### SET TASK:
With the pictures left out, copy the listing below exactly.

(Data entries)
****************
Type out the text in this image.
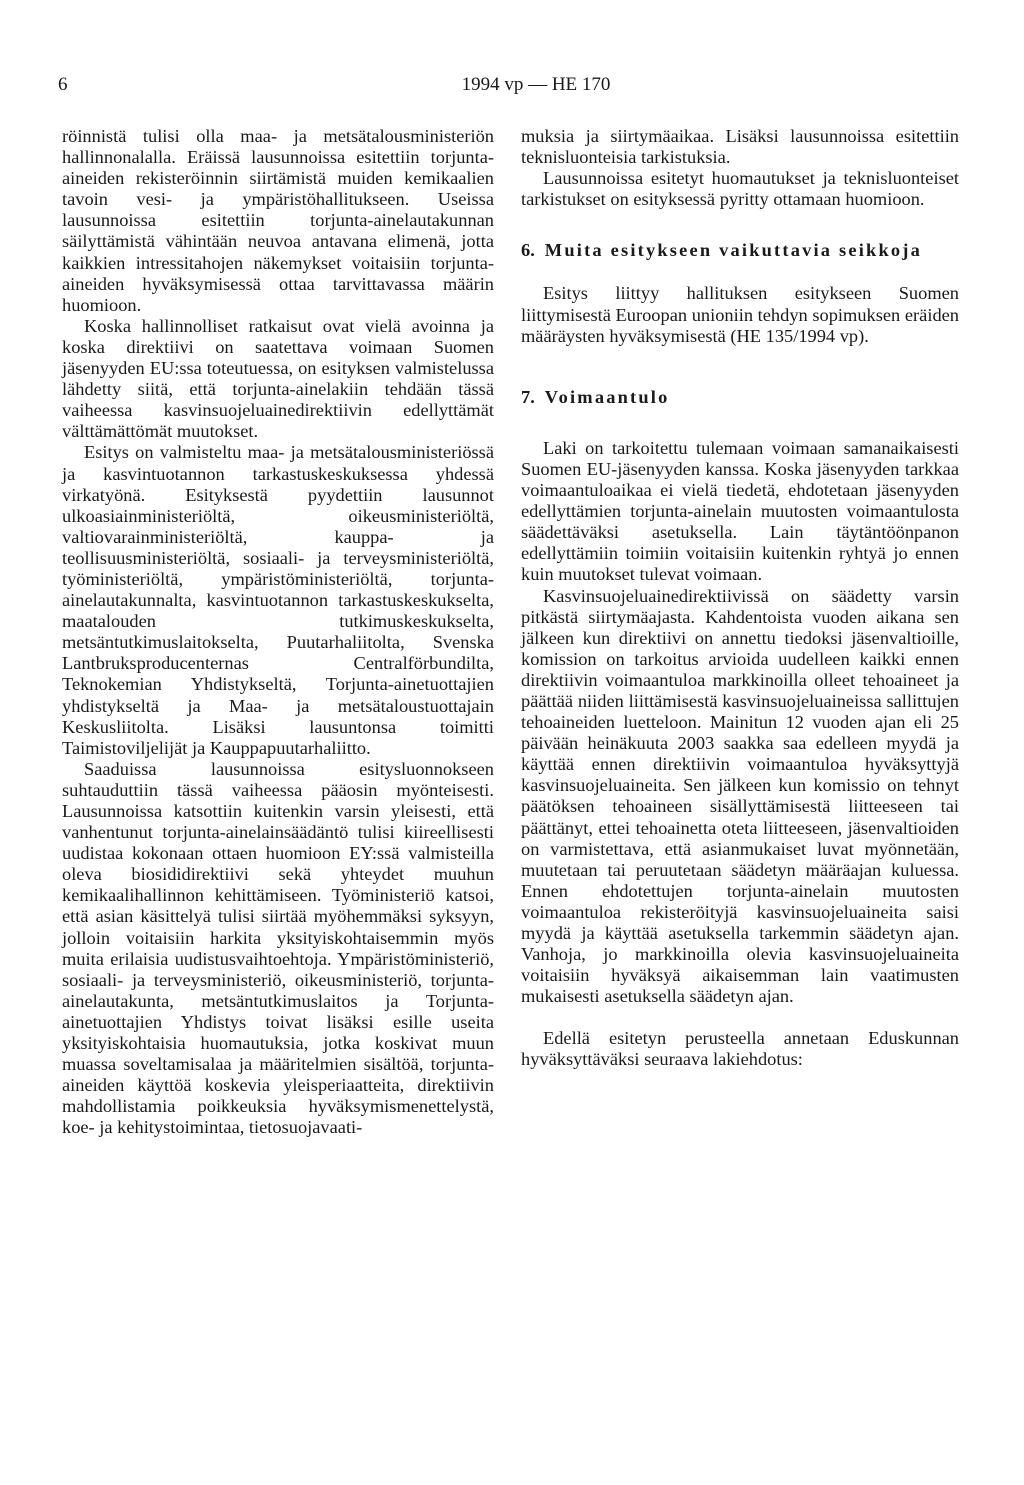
6	1994 vp — HE 170

röinnistä tulisi olla maa- ja metsätalousministeriön hallinnonalalla. Eräissä lausunnoissa esitettiin torjunta-aineiden rekisteröinnin siirtämistä muiden kemikaalien tavoin vesi- ja ympäristöhallitukseen. Useissa lausunnoissa esitettiin torjunta-ainelautakunnan säilyttämistä vähintään neuvoa antavana elimenä, jotta kaikkien intressitahojen näkemykset voitaisiin torjunta-aineiden hyväksymisessä ottaa tarvittavassa määrin huomioon.

Koska hallinnolliset ratkaisut ovat vielä avoinna ja koska direktiivi on saatettava voimaan Suomen jäsenyyden EU:ssa toteutuessa, on esityksen valmistelussa lähdetty siitä, että torjunta-ainelakiin tehdään tässä vaiheessa kasvinsuojeluainedirektiivin edellyttämät välttämättömät muutokset.

Esitys on valmisteltu maa- ja metsätalousministeriössä ja kasvintuotannon tarkastuskeskuksessa yhdessä virkatyönä. Esityksestä pyydettiin lausunnot ulkoasiainministeriöltä, oikeusministeriöltä, valtiovarainministeriöltä, kauppa- ja teollisuusministeriöltä, sosiaali- ja terveysministeriöltä, työministeriöltä, ympäristöministeriöltä, torjunta-ainelautakunnalta, kasvintuotannon tarkastuskeskukselta, maatalouden tutkimuskeskukselta, metsäntutkimuslaitokselta, Puutarhaliitolta, Svenska Lantbruksproducenternas Centralförbundilta, Teknokemian Yhdistykseltä, Torjunta-ainetuottajien yhdistykseltä ja Maa- ja metsätaloustuottajain Keskusliitolta. Lisäksi lausuntonsa toimitti Taimistoviljelijät ja Kauppapuutarhaliitto.

Saaduissa lausunnoissa esitysluonnokseen suhtauduttiin tässä vaiheessa pääosin myönteisesti. Lausunnoissa katsottiin kuitenkin varsin yleisesti, että vanhentunut torjunta-ainelainsäädäntö tulisi kiireellisesti uudistaa kokonaan ottaen huomioon EY:ssä valmisteilla oleva biosididirektiivi sekä yhteydet muuhun kemikaalihallinnon kehittämiseen. Työministeriö katsoi, että asian käsittelyä tulisi siirtää myöhemmäksi syksyyn, jolloin voitaisiin harkita yksityiskohtaisemmin myös muita erilaisia uudistusvaihtoehtoja. Ympäristöministeriö, sosiaali- ja terveysministeriö, oikeusministeriö, torjunta-ainelautakunta, metsäntutkimuslaitos ja Torjunta-ainetuottajien Yhdistys toivat lisäksi esille useita yksityiskohtaisia huomautuksia, jotka koskivat muun muassa soveltamisalaa ja määritelmien sisältöä, torjunta-aineiden käyttöä koskevia yleisperiaatteita, direktiivin mahdollistamia poikkeuksia hyväksymismenettelystä, koe- ja kehitystoimintaa, tietosuojavaati-

muksia ja siirtymäaikaa. Lisäksi lausunnoissa esitettiin teknisluonteisia tarkistuksia.

Lausunnoissa esitetyt huomautukset ja teknisluonteiset tarkistukset on esityksessä pyritty ottamaan huomioon.

6. Muita esitykseen vaikuttavia seikkoja

Esitys liittyy hallituksen esitykseen Suomen liittymisestä Euroopan unioniin tehdyn sopimuksen eräiden määräysten hyväksymisestä (HE 135/1994 vp).

7. Voimaantulo

Laki on tarkoitettu tulemaan voimaan samanaikaisesti Suomen EU-jäsenyyden kanssa. Koska jäsenyyden tarkkaa voimaantuloaikaa ei vielä tiedetä, ehdotetaan jäsenyyden edellyttämien torjunta-ainelain muutosten voimaantulosta säädettäväksi asetuksella. Lain täytäntöönpanon edellyttämiin toimiin voitaisiin kuitenkin ryhtyä jo ennen kuin muutokset tulevat voimaan.

Kasvinsuojeluainedirektiivissä on säädetty varsin pitkästä siirtymäajasta. Kahdentoista vuoden aikana sen jälkeen kun direktiivi on annettu tiedoksi jäsenvaltioille, komission on tarkoitus arvioida uudelleen kaikki ennen direktiivin voimaantuloa markkinoilla olleet tehoaineet ja päättää niiden liittämisestä kasvinsuojeluaineissa sallittujen tehoaineiden luetteloon. Mainitun 12 vuoden ajan eli 25 päivään heinäkuuta 2003 saakka saa edelleen myydä ja käyttää ennen direktiivin voimaantuloa hyväksyttyjä kasvinsuojeluaineita. Sen jälkeen kun komissio on tehnyt päätöksen tehoaineen sisällyttämisestä liitteeseen tai päättänyt, ettei tehoainetta oteta liitteeseen, jäsenvaltioiden on varmistettava, että asianmukaiset luvat myönnetään, muutetaan tai peruutetaan säädetyn määräajan kuluessa. Ennen ehdotettujen torjunta-ainelain muutosten voimaantuloa rekisteröityjä kasvinsuojeluaineita saisi myydä ja käyttää asetuksella tarkemmin säädetyn ajan. Vanhoja, jo markkinoilla olevia kasvinsuojeluaineita voitaisiin hyväksyä aikaisemman lain vaatimusten mukaisesti asetuksella säädetyn ajan.

Edellä esitetyn perusteella annetaan Eduskunnan hyväksyttäväksi seuraava lakiehdotus:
****************
### REPLY:
Type out the text in this image.
6	1994 vp — HE 170

röinnistä tulisi olla maa- ja metsätalousministeriön hallinnonalalla. Eräissä lausunnoissa esitettiin torjunta-aineiden rekisteröinnin siirtämistä muiden kemikaalien tavoin vesi- ja ympäristöhallitukseen. Useissa lausunnoissa esitettiin torjunta-ainelautakunnan säilyttämistä vähintään neuvoa antavana elimenä, jotta kaikkien intressitahojen näkemykset voitaisiin torjunta-aineiden hyväksymisessä ottaa tarvittavassa määrin huomioon.

Koska hallinnolliset ratkaisut ovat vielä avoinna ja koska direktiivi on saatettava voimaan Suomen jäsenyyden EU:ssa toteutuessa, on esityksen valmistelussa lähdetty siitä, että torjunta-ainelakiin tehdään tässä vaiheessa kasvinsuojeluainedirektiivin edellyttämät välttämättömät muutokset.

Esitys on valmisteltu maa- ja metsätalousministeriössä ja kasvintuotannon tarkastuskeskuksessa yhdessä virkatyönä. Esityksestä pyydettiin lausunnot ulkoasiainministeriöltä, oikeusministeriöltä, valtiovarainministeriöltä, kauppa- ja teollisuusministeriöltä, sosiaali- ja terveysministeriöltä, työministeriöltä, ympäristöministeriöltä, torjunta-ainelautakunnalta, kasvintuotannon tarkastuskeskukselta, maatalouden tutkimuskeskukselta, metsäntutkimuslaitokselta, Puutarhaliitolta, Svenska Lantbruksproducenternas Centralförbundilta, Teknokemian Yhdistykseltä, Torjunta-ainetuottajien yhdistykseltä ja Maa- ja metsätaloustuottajain Keskusliitolta. Lisäksi lausuntonsa toimitti Taimistoviljelijät ja Kauppapuutarhaliitto.

Saaduissa lausunnoissa esitysluonnokseen suhtauduttiin tässä vaiheessa pääosin myönteisesti. Lausunnoissa katsottiin kuitenkin varsin yleisesti, että vanhentunut torjunta-ainelainsäädäntö tulisi kiireellisesti uudistaa kokonaan ottaen huomioon EY:ssä valmisteilla oleva biosididirektiivi sekä yhteydet muuhun kemikaalihallinnon kehittämiseen. Työministeriö katsoi, että asian käsittelyä tulisi siirtää myöhemmäksi syksyyn, jolloin voitaisiin harkita yksityiskohtaisemmin myös muita erilaisia uudistusvaihtoehtoja. Ympäristöministeriö, sosiaali- ja terveysministeriö, oikeusministeriö, torjunta-ainelautakunta, metsäntutkimuslaitos ja Torjunta-ainetuottajien Yhdistys toivat lisäksi esille useita yksityiskohtaisia huomautuksia, jotka koskivat muun muassa soveltamisalaa ja määritelmien sisältöä, torjunta-aineiden käyttöä koskevia yleisperiaatteita, direktiivin mahdollistamia poikkeuksia hyväksymismenettelystä, koe- ja kehitystoimintaa, tietosuojavaati-

muksia ja siirtymäaikaa. Lisäksi lausunnoissa esitettiin teknisluonteisia tarkistuksia.

Lausunnoissa esitetyt huomautukset ja teknisluonteiset tarkistukset on esityksessä pyritty ottamaan huomioon.

6. Muita esitykseen vaikuttavia seikkoja

Esitys liittyy hallituksen esitykseen Suomen liittymisestä Euroopan unioniin tehdyn sopimuksen eräiden määräysten hyväksymisestä (HE 135/1994 vp).

7. Voimaantulo

Laki on tarkoitettu tulemaan voimaan samanaikaisesti Suomen EU-jäsenyyden kanssa. Koska jäsenyyden tarkkaa voimaantuloaikaa ei vielä tiedetä, ehdotetaan jäsenyyden edellyttämien torjunta-ainelain muutosten voimaantulosta säädettäväksi asetuksella. Lain täytäntöönpanon edellyttämiin toimiin voitaisiin kuitenkin ryhtyä jo ennen kuin muutokset tulevat voimaan.

Kasvinsuojeluainedirektiivissä on säädetty varsin pitkästä siirtymäajasta. Kahdentoista vuoden aikana sen jälkeen kun direktiivi on annettu tiedoksi jäsenvaltioille, komission on tarkoitus arvioida uudelleen kaikki ennen direktiivin voimaantuloa markkinoilla olleet tehoaineet ja päättää niiden liittämisestä kasvinsuojeluaineissa sallittujen tehoaineiden luetteloon. Mainitun 12 vuoden ajan eli 25 päivään heinäkuuta 2003 saakka saa edelleen myydä ja käyttää ennen direktiivin voimaantuloa hyväksyttyjä kasvinsuojeluaineita. Sen jälkeen kun komissio on tehnyt päätöksen tehoaineen sisällyttämisestä liitteeseen tai päättänyt, ettei tehoainetta oteta liitteeseen, jäsenvaltioiden on varmistettava, että asianmukaiset luvat myönnetään, muutetaan tai peruutetaan säädetyn määräajan kuluessa. Ennen ehdotettujen torjunta-ainelain muutosten voimaantuloa rekisteröityjä kasvinsuojeluaineita saisi myydä ja käyttää asetuksella tarkemmin säädetyn ajan. Vanhoja, jo markkinoilla olevia kasvinsuojeluaineita voitaisiin hyväksyä aikaisemman lain vaatimusten mukaisesti asetuksella säädetyn ajan.

Edellä esitetyn perusteella annetaan Eduskunnan hyväksyttäväksi seuraava lakiehdotus:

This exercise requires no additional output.